Document passage:
◇ ◇ ◇ ◇ ◇

I'm trying to expand the function f(x). Can someone please tell me what I'm doing wrong? Thanks!
I started off with this function: $$ f(x) = {z^3 \over (z-{1 \over 4})(z-{3 \over 4})(z-{1 \over 2})} $$
And then said that it equals:
$$ {A \over (z-{1 \over 4})}+ {B \over (z-{3 \over 4})}+ {C \over (z-{1 \over 2})} $$
I then calculated A, B and C by doing:
$$ A(z-{3 \over 4})(z-{1 \over 2})+ B(z-{1 \over 4})(z-{1 \over 2})+ C(z-{1 \over 4})(z-{3 \over 4})=z^3 $$
$$ = A(z^2-{5 \over 4}z + {3 \over 8})+ B(z^2-{3 \over 4}z + {1 \over 8})+ C(z^2-z + {3 \over 16}) $$
I then expanded that to the following equation system, which according to Wolfram has the solutions $a = 0, b = 0, c = 0$. This is the solution that I was hoping to get
$$ {{1 \over 2} \over{1 - {1\over 4}z^{-1}}}+ {{9 \over 2} \over{1 - {3\over 4}z^{-1}}}+ {4 \over{1 - {1\over 2}z^{-1}}} $$
What am I doing wrong?
The original problem was to get from $$ f(x) = {1 \over (1-{1 \over 4}z^{-1})(1-{3 \over 4}z^{-1})(1-{1 \over 2}z^{-1})} $$ to $$ {{1 \over 2} \over{1 - {1\over 4}z^{-1}}}+ {{9 \over 2} \over{1 - {3\over 4}z^{-1}}}+ {4 \over{1 - {1\over 2}z^{-1}}} $$ I don't think you can do this by multiplying top and bottom by $z^3$. Instead, you want to introduce some symbol to stand for $z^{-1}$; let's let $y=z^{-1}$. Then by the usual partial fractions technique, we set up $${1 \over (1-{1 \over 4}y)(1-{3 \over 4}y)(1-{1 \over 2}y)}={A\over1-(1/4)y}+{B\over1-(3/4)y}+{C\over1-(1/2)y} $$ Clearing fractions, $$1=A(1-(3/4)y)(1-(1/2)y)+B(1-(1/4)y)(1-(1/2)y)+C(1-(1/4)y)(1-(3/4)y)$$ Let $y=4/3$ to get $B=9/2$. Let $y=2$ to get $C=-4$. Let $y=4$ to get $A=1/2$, and you're done (only notice I'm getting $C=-4$, not $C=4$).

◇ ◇ ◇ ◇ ◇

Collected data entries
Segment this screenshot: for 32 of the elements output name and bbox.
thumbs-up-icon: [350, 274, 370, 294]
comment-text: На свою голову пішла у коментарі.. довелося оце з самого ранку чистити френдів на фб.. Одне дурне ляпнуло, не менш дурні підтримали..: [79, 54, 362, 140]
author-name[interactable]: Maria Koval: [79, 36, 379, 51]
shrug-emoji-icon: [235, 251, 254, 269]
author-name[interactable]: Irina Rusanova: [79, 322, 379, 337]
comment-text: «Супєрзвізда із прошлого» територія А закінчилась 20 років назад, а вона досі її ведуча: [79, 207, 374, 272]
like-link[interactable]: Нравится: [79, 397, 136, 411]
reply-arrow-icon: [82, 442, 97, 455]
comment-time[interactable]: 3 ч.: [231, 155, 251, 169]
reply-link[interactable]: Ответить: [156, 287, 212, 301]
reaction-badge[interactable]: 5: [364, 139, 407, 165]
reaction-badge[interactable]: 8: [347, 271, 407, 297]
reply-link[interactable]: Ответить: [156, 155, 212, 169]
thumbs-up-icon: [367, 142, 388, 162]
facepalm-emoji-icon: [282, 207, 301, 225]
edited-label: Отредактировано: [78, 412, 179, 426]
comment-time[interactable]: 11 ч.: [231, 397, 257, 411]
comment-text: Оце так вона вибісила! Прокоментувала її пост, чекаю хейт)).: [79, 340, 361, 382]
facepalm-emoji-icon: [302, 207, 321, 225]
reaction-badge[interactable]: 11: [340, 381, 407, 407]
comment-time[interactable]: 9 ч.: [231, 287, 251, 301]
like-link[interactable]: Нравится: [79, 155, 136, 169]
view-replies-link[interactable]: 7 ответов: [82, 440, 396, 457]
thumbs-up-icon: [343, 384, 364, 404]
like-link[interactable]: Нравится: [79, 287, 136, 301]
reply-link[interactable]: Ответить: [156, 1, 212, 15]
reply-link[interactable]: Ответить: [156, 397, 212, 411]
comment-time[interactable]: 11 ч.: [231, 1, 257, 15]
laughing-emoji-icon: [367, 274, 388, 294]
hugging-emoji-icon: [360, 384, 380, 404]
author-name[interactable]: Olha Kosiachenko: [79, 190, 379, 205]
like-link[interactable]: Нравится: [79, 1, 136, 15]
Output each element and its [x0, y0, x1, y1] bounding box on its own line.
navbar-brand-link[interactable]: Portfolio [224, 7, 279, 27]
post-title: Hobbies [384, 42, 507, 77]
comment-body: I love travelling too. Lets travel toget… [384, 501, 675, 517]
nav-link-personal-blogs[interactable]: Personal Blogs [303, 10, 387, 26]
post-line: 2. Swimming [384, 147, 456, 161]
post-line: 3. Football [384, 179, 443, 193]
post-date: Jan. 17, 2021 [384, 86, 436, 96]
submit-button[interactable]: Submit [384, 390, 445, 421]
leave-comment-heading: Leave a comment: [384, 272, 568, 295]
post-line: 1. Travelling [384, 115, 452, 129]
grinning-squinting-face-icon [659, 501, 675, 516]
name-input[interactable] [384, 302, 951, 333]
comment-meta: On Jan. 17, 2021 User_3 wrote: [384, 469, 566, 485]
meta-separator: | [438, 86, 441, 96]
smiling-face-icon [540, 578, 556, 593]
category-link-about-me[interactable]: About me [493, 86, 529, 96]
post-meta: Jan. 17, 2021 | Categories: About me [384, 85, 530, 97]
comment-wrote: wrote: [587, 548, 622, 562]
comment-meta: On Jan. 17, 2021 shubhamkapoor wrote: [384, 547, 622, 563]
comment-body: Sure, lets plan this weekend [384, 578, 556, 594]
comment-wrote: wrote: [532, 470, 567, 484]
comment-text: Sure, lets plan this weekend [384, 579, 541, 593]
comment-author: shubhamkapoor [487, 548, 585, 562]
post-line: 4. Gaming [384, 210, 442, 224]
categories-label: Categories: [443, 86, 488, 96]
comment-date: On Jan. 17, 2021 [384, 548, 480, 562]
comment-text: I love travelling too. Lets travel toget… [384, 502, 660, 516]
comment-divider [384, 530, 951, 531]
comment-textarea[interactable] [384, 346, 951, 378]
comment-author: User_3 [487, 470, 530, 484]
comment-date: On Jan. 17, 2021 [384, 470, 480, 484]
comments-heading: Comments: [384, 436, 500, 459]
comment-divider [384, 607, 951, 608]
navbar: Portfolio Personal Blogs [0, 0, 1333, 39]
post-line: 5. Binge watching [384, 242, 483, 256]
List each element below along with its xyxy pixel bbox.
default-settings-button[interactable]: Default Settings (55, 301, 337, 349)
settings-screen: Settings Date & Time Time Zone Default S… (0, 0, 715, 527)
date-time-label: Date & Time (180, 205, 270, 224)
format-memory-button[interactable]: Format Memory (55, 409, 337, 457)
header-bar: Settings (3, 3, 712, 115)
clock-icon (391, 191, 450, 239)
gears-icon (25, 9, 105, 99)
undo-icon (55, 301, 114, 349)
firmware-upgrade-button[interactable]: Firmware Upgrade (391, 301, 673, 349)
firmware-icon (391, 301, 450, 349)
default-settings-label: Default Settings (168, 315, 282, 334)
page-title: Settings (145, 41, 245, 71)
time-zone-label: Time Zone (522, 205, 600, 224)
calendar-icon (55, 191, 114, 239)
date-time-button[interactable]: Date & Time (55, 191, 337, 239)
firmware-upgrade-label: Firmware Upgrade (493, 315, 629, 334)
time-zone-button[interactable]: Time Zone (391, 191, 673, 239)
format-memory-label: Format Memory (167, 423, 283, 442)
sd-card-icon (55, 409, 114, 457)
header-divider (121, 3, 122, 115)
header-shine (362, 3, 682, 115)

◇ ◇ ◇ ◇ ◇

Required actions:
• 1. In the partial fractions thread, list every value the reply substitutes for y to find A, B and C.
• 2. Output the stretch of the partial fractions thread from "I'm trying to" through "I doing wrong?".

Expected outputs:
• 1. 4/3, 2, 4

• 2.
I'm trying to expand the function f(x). Can someone please tell me what I'm doing wrong? Thanks!
I started off with this function: $$ f(x) = {z^3 \over (z-{1 \over 4})(z-{3 \over 4})(z-{1 \over 2})} $$
And then said that it equals:
$$ {A \over (z-{1 \over 4})}+ {B \over (z-{3 \over 4})}+ {C \over (z-{1 \over 2})} $$
I then calculated A, B and C by doing:
$$ A(z-{3 \over 4})(z-{1 \over 2})+ B(z-{1 \over 4})(z-{1 \over 2})+ C(z-{1 \over 4})(z-{3 \over 4})=z^3 $$
$$ = A(z^2-{5 \over 4}z + {3 \over 8})+ B(z^2-{3 \over 4}z + {1 \over 8})+ C(z^2-z + {3 \over 16}) $$
I then expanded that to the following equation system, which according to Wolfram has the solutions $a = 0, b = 0, c = 0$. This is the solution that I was hoping to get
$$ {{1 \over 2} \over{1 - {1\over 4}z^{-1}}}+ {{9 \over 2} \over{1 - {3\over 4}z^{-1}}}+ {4 \over{1 - {1\over 2}z^{-1}}} $$
What am I doing wrong?